◆ PROBLEM STATEMENT
Find the lines of data that contain the string "pour", then list them.

═══ DATA LINES ═══

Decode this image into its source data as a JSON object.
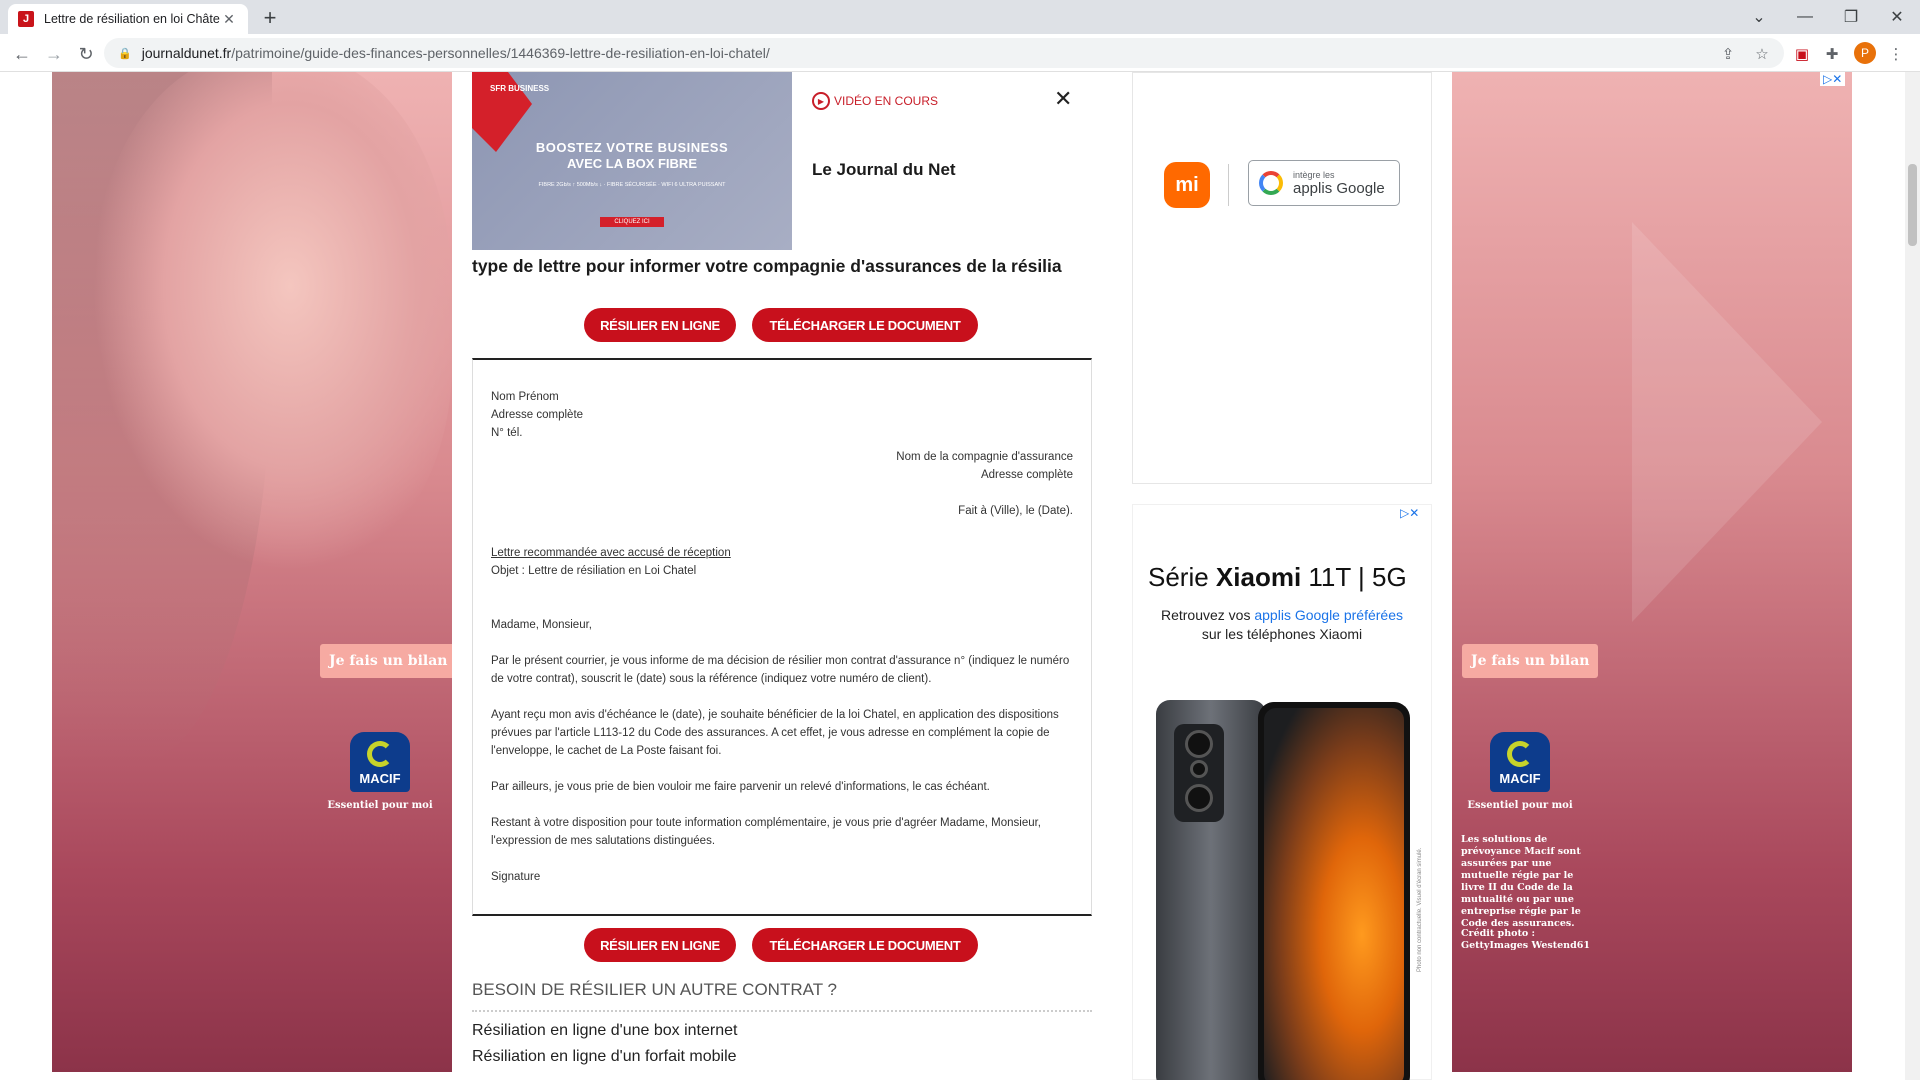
{
  "browser": {
    "tab_title": "Lettre de résiliation en loi Châtel",
    "tab_favicon": "JDN",
    "url_host": "journaldunet.fr",
    "url_path": "/patrimoine/guide-des-finances-personnelles/1446369-lettre-de-resiliation-en-loi-chatel/",
    "profile_initial": "P"
  },
  "skin": {
    "bilan_label": "Je fais un bilan",
    "macif_label": "MACIF",
    "tagline": "Essentiel pour moi",
    "legal_text": "Les solutions de prévoyance Macif sont assurées par une mutuelle régie par le livre II du Code de la mutualité ou par une entreprise régie par le Code des assurances.",
    "credit_text": "Crédit photo : GettyImages Westend61"
  },
  "video": {
    "brand_tag": "SFR BUSINESS",
    "line1": "BOOSTEZ VOTRE BUSINESS",
    "line2": "AVEC LA BOX FIBRE",
    "line3": "FIBRE 2Gb/s ↑ 500Mb/s ↓ · FIBRE SÉCURISÉE · WIFI 6 ULTRA PUISSANT",
    "cta": "CLIQUEZ ICI",
    "status": "VIDÉO EN COURS",
    "publisher": "Le Journal du Net"
  },
  "article": {
    "intro_line": "type de lettre pour informer votre compagnie d'assurances de la résilia",
    "btn_resilier": "RÉSILIER EN LIGNE",
    "btn_telecharger": "TÉLÉCHARGER LE DOCUMENT",
    "letter": {
      "sender_name": "Nom Prénom",
      "sender_address": "Adresse complète",
      "sender_phone": "N° tél.",
      "recipient_name": "Nom de la compagnie d'assurance",
      "recipient_address": "Adresse complète",
      "place_date": "Fait à (Ville), le (Date).",
      "registered": "Lettre recommandée avec accusé de réception",
      "object": "Objet : Lettre de résiliation en Loi Chatel",
      "salutation": "Madame, Monsieur,",
      "p1": "Par le présent courrier, je vous informe de ma décision de résilier mon contrat d'assurance n° (indiquez le numéro de votre contrat), souscrit le (date) sous la référence (indiquez votre numéro de client).",
      "p2": "Ayant reçu mon avis d'échéance le (date), je souhaite bénéficier de la loi Chatel, en application des dispositions prévues par l'article L113-12 du Code des assurances. A cet effet, je vous adresse en complément la copie de l'enveloppe, le cachet de La Poste faisant foi.",
      "p3": "Par ailleurs, je vous prie de bien vouloir me faire parvenir un relevé d'informations, le cas échéant.",
      "p4": "Restant à votre disposition pour toute information complémentaire, je vous prie d'agréer Madame, Monsieur, l'expression de mes salutations distinguées.",
      "signature": "Signature"
    },
    "need_heading": "BESOIN DE RÉSILIER UN AUTRE CONTRAT ?",
    "links": [
      "Résiliation en ligne d'une box internet",
      "Résiliation en ligne d'un forfait mobile"
    ]
  },
  "ads": {
    "mi_logo": "mi",
    "google_small": "intègre les",
    "google_big": "applis Google",
    "xiaomi_title_pre": "Série ",
    "xiaomi_title_bold": "Xiaomi",
    "xiaomi_title_post": " 11T | 5G",
    "retrouvez_pre": "Retrouvez vos ",
    "retrouvez_link": "applis Google préférées",
    "retrouvez_post": "sur les téléphones Xiaomi",
    "fine_print": "Photo non contractuelle. Visuel d'écran simulé.",
    "adchoice": "▷✕"
  },
  "colors": {
    "brand_red": "#c8101c",
    "macif_blue": "#0d3c8c",
    "xiaomi_orange": "#ff6900"
  }
}
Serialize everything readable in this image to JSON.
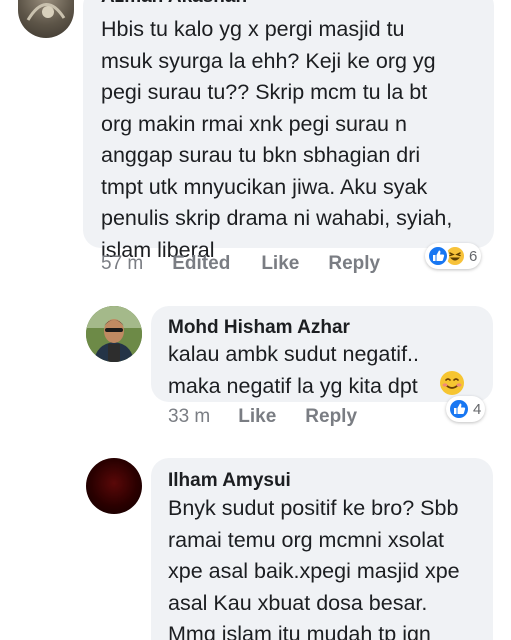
{
  "comments": [
    {
      "author": "Azman Akashah",
      "text": "Hbis tu kalo yg x pergi masjid tu\nmsuk syurga la ehh? Keji ke org yg\npegi surau tu?? Skrip mcm tu la bt\norg makin rmai xnk pegi surau n\nanggap surau tu bkn sbhagian dri\ntmpt utk mnyucikan jiwa. Aku syak\npenulis skrip drama ni wahabi, syiah,\nislam liberal",
      "time": "57 m",
      "edited": "Edited",
      "like": "Like",
      "reply": "Reply",
      "reaction_count": "6",
      "reactions": [
        "like-icon",
        "haha-icon"
      ]
    },
    {
      "author": "Mohd Hisham Azhar",
      "text": "kalau ambk sudut negatif..\nmaka negatif la yg kita dpt",
      "emoji": "smiling-face-emoji",
      "time": "33 m",
      "like": "Like",
      "reply": "Reply",
      "reaction_count": "4",
      "reactions": [
        "like-icon"
      ]
    },
    {
      "author": "Ilham Amysui",
      "text": "Bnyk sudut positif ke bro? Sbb\nramai temu org mcmni xsolat\nxpe asal baik.xpegi masjid xpe\nasal Kau xbuat dosa besar.\nMmg islam itu mudah tp jgn"
    }
  ],
  "colors": {
    "bubble": "#f0f2f5",
    "like_blue": "#1877f2",
    "haha_yellow": "#f7c23a",
    "meta_gray": "#7a7d83"
  }
}
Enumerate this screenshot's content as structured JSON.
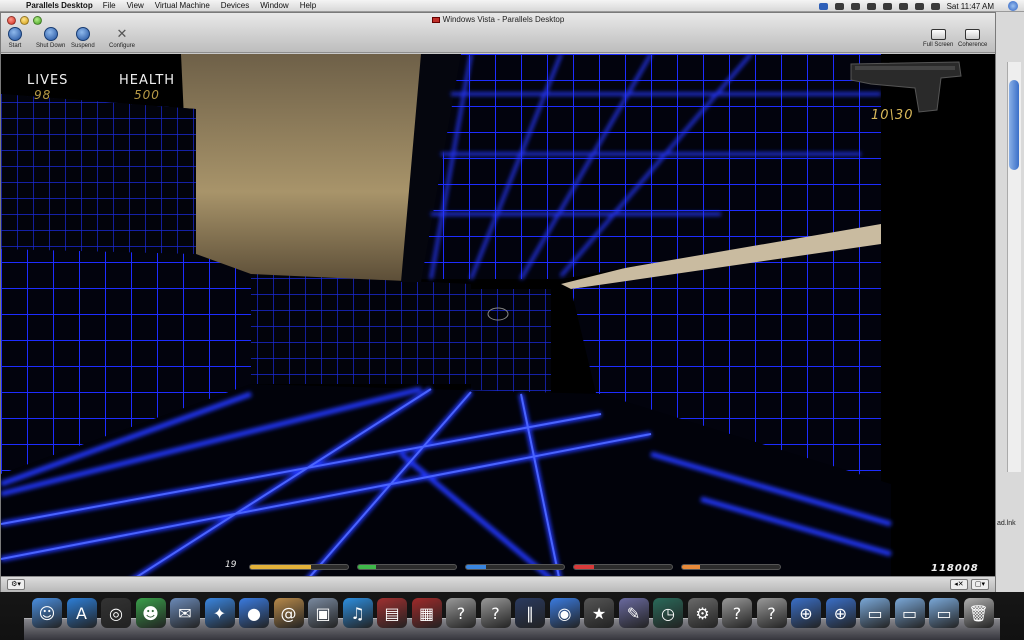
{
  "menubar": {
    "app_name": "Parallels Desktop",
    "items": [
      "File",
      "View",
      "Virtual Machine",
      "Devices",
      "Window",
      "Help"
    ],
    "clock": "Sat 11:47 AM"
  },
  "window": {
    "title": "Windows Vista - Parallels Desktop",
    "toolbar": {
      "start": "Start",
      "shutdown": "Shut Down",
      "suspend": "Suspend",
      "configure": "Configure",
      "fullscreen": "Full Screen",
      "coherence": "Coherence"
    }
  },
  "game_hud": {
    "lives_label": "LIVES",
    "lives_value": "98",
    "health_label": "HEALTH",
    "health_value": "500",
    "ammo": "10\\30",
    "level": "19",
    "score": "118008",
    "bars": [
      {
        "color": "#e3b23a",
        "fill": 0.62
      },
      {
        "color": "#3fb84a",
        "fill": 0.18
      },
      {
        "color": "#3a86e0",
        "fill": 0.2
      },
      {
        "color": "#d83a3a",
        "fill": 0.2
      },
      {
        "color": "#e88a3a",
        "fill": 0.18
      }
    ]
  },
  "desktop": {
    "partial_file_label": "ad.lnk"
  },
  "dock": {
    "items": [
      {
        "name": "finder-icon",
        "color": "#4a8fe0",
        "glyph": "☺"
      },
      {
        "name": "app-store-icon",
        "color": "#2d7fd8",
        "glyph": "A"
      },
      {
        "name": "dashboard-icon",
        "color": "#333333",
        "glyph": "◎"
      },
      {
        "name": "messenger-icon",
        "color": "#3aa04a",
        "glyph": "☻"
      },
      {
        "name": "mail-stamp-icon",
        "color": "#6b8ab8",
        "glyph": "✉"
      },
      {
        "name": "safari-icon",
        "color": "#3a86e0",
        "glyph": "✦"
      },
      {
        "name": "ichat-icon",
        "color": "#3a7be0",
        "glyph": "●"
      },
      {
        "name": "address-book-icon",
        "color": "#b88a4a",
        "glyph": "@"
      },
      {
        "name": "iphoto-icon",
        "color": "#7a8aa0",
        "glyph": "▣"
      },
      {
        "name": "itunes-icon",
        "color": "#2d8fe0",
        "glyph": "♫"
      },
      {
        "name": "photo-booth-icon",
        "color": "#a03030",
        "glyph": "▤"
      },
      {
        "name": "slideshow-icon",
        "color": "#a02a2a",
        "glyph": "▦"
      },
      {
        "name": "unknown-app-icon",
        "color": "#999999",
        "glyph": "?"
      },
      {
        "name": "unknown-app-icon",
        "color": "#999999",
        "glyph": "?"
      },
      {
        "name": "parallels-icon",
        "color": "#2a3a60",
        "glyph": "∥"
      },
      {
        "name": "dvd-player-icon",
        "color": "#3a7be0",
        "glyph": "◉"
      },
      {
        "name": "imovie-icon",
        "color": "#555555",
        "glyph": "★"
      },
      {
        "name": "pen-tool-icon",
        "color": "#6a6aa0",
        "glyph": "✎"
      },
      {
        "name": "time-machine-icon",
        "color": "#2a6a5a",
        "glyph": "◷"
      },
      {
        "name": "system-preferences-icon",
        "color": "#6a6a6a",
        "glyph": "⚙"
      },
      {
        "name": "unknown-app-icon",
        "color": "#999999",
        "glyph": "?"
      },
      {
        "name": "unknown-app-icon",
        "color": "#999999",
        "glyph": "?"
      },
      {
        "name": "parallels-vm-icon",
        "color": "#3a6fc8",
        "glyph": "⊕"
      },
      {
        "name": "parallels-vm-icon",
        "color": "#3a6fc8",
        "glyph": "⊕"
      },
      {
        "name": "applications-folder-icon",
        "color": "#7aa8d8",
        "glyph": "▭"
      },
      {
        "name": "documents-folder-icon",
        "color": "#7aa8d8",
        "glyph": "▭"
      },
      {
        "name": "downloads-folder-icon",
        "color": "#7aa8d8",
        "glyph": "▭"
      },
      {
        "name": "trash-icon",
        "color": "#b0b0b0",
        "glyph": "🗑"
      }
    ]
  }
}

═══

◆ ANSWER BELOW
    "tagline": "Essentiel pour moi",
    "intro_line": "type de lettre pour informer votre compagnie d'assurances de la résilia",
      "p4": "Restant à votre disposition pour toute information complémentaire, je vous prie d'agréer Madame, Monsieur, l'expression de mes salutations distinguées.",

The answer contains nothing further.